* INPUT DATA

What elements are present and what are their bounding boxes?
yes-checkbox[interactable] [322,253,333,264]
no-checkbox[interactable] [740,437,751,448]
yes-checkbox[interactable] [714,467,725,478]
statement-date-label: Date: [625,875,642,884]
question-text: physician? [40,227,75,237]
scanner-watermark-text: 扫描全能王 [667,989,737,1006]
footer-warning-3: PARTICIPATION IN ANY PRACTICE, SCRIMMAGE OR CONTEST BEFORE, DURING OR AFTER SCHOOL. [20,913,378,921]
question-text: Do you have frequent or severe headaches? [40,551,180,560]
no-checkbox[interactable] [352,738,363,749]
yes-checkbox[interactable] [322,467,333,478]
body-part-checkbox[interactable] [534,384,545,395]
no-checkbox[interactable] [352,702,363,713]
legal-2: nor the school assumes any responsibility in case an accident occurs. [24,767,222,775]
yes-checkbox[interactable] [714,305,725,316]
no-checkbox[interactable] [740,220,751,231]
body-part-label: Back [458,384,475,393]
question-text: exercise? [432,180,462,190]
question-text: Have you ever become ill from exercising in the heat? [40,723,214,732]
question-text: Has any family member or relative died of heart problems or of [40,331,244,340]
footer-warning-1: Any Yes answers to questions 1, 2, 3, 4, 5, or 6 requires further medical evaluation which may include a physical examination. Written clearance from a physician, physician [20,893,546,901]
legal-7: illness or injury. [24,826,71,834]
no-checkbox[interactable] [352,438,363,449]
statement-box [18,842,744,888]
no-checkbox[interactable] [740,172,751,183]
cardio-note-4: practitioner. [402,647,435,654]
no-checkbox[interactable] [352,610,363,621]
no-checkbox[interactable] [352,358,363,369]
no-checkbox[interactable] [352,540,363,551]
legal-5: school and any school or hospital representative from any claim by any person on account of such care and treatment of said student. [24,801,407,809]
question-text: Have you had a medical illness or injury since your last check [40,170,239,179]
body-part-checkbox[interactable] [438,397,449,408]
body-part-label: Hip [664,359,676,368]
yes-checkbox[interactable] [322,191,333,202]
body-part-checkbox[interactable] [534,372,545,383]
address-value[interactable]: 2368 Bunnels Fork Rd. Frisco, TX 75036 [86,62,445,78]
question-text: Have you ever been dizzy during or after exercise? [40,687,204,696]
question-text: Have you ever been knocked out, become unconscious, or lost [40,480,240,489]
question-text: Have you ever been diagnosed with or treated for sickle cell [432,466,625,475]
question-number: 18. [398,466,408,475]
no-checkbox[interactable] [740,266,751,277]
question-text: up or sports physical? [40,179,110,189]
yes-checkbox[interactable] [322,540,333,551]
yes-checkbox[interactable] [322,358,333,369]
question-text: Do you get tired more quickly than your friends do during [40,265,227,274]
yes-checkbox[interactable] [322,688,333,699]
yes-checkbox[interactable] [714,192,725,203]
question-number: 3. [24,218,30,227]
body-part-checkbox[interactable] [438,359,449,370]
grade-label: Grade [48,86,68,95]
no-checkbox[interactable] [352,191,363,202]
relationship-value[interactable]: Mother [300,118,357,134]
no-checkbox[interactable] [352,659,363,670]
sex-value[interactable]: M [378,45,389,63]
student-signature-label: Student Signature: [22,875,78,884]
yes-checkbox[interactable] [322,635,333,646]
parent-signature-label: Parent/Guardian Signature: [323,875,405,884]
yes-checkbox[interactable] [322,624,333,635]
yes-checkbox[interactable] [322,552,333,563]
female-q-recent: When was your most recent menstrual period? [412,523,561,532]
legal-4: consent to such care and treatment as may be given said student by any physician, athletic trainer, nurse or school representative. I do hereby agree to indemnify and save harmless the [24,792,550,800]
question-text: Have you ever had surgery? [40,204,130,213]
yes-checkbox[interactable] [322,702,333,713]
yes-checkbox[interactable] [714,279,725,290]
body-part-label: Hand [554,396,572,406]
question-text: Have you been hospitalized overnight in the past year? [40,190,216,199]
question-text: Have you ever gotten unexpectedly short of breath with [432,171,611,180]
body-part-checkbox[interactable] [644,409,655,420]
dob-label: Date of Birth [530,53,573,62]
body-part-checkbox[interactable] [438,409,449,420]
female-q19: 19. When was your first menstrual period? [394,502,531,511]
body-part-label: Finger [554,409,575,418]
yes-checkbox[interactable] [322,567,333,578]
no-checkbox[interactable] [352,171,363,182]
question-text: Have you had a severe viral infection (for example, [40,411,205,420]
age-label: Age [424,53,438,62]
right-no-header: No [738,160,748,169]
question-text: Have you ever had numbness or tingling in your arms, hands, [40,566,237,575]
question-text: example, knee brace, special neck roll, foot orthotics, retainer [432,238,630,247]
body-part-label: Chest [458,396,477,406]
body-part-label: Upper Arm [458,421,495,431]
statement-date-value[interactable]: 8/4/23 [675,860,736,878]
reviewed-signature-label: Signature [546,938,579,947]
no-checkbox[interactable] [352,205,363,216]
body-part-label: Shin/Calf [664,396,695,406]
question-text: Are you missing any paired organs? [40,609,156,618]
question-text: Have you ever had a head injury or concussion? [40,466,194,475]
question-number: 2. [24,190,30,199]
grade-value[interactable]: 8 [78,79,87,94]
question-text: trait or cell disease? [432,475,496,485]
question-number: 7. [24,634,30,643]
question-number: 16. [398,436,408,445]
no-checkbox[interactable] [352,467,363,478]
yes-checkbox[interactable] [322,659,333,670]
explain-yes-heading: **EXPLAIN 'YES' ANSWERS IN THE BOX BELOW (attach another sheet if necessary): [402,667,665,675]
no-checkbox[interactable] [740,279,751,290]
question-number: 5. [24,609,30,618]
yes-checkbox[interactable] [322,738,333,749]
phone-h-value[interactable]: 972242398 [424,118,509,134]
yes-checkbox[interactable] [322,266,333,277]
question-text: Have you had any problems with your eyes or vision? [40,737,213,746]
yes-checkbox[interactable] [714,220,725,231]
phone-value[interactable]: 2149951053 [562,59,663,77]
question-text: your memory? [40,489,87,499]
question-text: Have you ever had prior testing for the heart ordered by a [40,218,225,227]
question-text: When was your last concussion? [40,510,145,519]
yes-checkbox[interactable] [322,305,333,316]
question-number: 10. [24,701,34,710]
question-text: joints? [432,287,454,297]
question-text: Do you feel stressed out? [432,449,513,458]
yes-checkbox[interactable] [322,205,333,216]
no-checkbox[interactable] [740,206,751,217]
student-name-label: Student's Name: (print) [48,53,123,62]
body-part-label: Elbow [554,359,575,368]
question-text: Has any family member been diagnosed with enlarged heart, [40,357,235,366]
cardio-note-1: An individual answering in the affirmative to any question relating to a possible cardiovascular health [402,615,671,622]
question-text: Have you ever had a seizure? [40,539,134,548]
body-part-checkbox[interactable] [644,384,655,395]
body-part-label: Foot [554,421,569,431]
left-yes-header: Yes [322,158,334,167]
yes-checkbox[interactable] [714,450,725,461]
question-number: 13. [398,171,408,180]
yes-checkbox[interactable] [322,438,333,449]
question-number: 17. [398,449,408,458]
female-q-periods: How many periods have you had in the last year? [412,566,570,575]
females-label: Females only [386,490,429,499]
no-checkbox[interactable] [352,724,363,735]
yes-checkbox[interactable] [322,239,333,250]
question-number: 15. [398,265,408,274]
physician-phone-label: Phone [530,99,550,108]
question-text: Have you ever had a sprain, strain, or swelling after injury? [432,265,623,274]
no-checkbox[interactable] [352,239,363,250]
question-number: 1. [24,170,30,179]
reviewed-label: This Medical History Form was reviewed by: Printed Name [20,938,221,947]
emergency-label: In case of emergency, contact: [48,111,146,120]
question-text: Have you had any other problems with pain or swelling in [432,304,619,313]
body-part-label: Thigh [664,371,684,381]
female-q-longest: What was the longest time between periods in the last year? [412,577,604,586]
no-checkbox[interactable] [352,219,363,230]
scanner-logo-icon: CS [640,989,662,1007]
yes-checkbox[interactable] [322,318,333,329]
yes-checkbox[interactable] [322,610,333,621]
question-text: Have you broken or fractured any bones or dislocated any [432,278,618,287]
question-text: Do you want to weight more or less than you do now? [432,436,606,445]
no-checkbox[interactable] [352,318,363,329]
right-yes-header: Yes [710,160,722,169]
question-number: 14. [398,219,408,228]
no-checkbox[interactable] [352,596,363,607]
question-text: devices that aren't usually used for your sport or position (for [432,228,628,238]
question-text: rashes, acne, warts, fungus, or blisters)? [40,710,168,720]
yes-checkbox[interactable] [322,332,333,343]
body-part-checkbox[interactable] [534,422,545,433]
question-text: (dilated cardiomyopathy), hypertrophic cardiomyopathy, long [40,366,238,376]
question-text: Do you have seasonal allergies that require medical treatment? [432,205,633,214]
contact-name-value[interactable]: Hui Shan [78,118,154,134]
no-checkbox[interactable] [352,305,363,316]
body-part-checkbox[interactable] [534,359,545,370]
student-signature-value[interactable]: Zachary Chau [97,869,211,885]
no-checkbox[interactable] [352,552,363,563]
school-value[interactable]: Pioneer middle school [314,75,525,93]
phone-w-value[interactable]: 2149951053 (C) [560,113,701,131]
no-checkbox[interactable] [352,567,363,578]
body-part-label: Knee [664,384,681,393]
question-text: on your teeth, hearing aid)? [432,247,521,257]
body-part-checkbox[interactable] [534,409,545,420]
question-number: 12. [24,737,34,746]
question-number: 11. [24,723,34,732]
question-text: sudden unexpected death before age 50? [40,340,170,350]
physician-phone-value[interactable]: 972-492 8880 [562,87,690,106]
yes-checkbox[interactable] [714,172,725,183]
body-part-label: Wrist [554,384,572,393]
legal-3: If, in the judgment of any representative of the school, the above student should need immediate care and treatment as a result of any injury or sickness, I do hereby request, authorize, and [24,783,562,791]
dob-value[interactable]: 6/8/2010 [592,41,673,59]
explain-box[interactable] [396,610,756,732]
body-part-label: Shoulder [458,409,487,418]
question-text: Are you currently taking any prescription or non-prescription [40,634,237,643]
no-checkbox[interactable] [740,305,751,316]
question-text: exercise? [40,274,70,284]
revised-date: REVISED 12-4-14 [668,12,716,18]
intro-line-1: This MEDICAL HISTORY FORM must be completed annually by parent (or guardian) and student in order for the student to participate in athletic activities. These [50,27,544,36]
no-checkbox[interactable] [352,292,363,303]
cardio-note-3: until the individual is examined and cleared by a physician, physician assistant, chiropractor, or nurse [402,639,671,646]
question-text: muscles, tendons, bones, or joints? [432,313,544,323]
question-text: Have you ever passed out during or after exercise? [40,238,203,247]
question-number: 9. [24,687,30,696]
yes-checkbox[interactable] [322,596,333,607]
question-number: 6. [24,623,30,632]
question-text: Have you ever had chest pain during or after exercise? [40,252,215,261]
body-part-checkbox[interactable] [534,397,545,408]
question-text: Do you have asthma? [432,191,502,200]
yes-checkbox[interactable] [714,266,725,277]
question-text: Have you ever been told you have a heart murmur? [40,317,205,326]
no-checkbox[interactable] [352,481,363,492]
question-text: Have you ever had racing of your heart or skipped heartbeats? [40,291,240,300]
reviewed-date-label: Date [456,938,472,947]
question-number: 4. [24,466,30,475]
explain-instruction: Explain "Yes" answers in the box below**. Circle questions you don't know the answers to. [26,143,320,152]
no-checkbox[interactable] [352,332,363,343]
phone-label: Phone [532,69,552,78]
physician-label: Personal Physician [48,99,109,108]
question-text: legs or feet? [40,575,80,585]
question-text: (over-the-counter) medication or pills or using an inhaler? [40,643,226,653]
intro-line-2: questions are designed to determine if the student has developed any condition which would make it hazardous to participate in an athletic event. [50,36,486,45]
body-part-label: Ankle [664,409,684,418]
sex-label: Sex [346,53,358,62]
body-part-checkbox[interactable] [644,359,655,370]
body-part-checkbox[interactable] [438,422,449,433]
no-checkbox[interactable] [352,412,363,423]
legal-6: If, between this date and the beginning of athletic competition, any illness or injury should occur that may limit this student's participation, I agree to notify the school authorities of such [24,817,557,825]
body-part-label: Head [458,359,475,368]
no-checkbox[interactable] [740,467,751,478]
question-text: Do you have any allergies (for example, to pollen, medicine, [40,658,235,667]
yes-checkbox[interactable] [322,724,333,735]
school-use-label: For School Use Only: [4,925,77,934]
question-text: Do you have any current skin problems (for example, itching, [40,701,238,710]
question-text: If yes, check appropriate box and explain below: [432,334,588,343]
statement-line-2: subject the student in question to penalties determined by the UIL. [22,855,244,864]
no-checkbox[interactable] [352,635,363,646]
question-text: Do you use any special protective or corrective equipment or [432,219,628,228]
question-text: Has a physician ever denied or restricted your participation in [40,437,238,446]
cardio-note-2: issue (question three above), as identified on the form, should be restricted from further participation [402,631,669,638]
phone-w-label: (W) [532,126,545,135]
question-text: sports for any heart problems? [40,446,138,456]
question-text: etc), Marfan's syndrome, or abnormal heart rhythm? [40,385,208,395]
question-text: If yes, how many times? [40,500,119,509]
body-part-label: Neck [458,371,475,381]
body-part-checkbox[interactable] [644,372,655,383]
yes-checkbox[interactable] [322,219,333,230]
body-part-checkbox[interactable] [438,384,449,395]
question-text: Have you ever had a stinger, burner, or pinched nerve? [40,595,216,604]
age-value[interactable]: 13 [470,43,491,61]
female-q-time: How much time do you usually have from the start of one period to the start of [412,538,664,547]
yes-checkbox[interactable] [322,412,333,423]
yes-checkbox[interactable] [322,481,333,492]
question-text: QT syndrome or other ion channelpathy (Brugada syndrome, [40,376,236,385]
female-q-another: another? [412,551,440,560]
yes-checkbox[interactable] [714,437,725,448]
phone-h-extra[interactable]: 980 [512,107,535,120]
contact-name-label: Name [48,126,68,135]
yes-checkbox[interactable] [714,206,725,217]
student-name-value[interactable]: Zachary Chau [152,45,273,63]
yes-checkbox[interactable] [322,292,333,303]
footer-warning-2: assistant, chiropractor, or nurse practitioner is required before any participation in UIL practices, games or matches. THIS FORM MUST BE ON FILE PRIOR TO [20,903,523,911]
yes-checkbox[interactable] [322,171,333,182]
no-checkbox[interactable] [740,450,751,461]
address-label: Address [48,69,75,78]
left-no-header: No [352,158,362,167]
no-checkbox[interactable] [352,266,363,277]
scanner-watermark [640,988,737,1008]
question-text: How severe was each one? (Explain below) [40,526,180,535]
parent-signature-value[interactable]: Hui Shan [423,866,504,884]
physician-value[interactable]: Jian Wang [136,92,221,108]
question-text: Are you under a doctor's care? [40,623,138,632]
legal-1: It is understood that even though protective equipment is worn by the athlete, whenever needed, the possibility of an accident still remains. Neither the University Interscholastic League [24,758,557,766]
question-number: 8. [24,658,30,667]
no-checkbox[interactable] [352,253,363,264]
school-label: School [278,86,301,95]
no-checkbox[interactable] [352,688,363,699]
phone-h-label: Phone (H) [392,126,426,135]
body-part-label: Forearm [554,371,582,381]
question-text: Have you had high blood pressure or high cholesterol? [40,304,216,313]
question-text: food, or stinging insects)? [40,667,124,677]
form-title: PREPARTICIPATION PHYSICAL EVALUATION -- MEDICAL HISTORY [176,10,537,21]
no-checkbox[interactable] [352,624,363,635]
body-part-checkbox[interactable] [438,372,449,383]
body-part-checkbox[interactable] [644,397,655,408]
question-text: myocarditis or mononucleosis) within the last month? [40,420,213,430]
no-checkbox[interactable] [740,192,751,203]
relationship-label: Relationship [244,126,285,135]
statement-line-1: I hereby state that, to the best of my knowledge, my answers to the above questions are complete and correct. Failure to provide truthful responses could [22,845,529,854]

* WHAT THE EXERCISE ASKS
All lines that hold the word "above" should be copied from the data.

* EXERCISE SOLUTION
legal-3: If, in the judgment of any representative of the school, the above student should need immediate care and treatment as a result of any injury or sickness, I do hereby request, authorize, and [24,783,562,791]
cardio-note-2: issue (question three above), as identified on the form, should be restricted from further participation [402,631,669,638]
statement-line-1: I hereby state that, to the best of my knowledge, my answers to the above questions are complete and correct. Failure to provide truthful responses could [22,845,529,854]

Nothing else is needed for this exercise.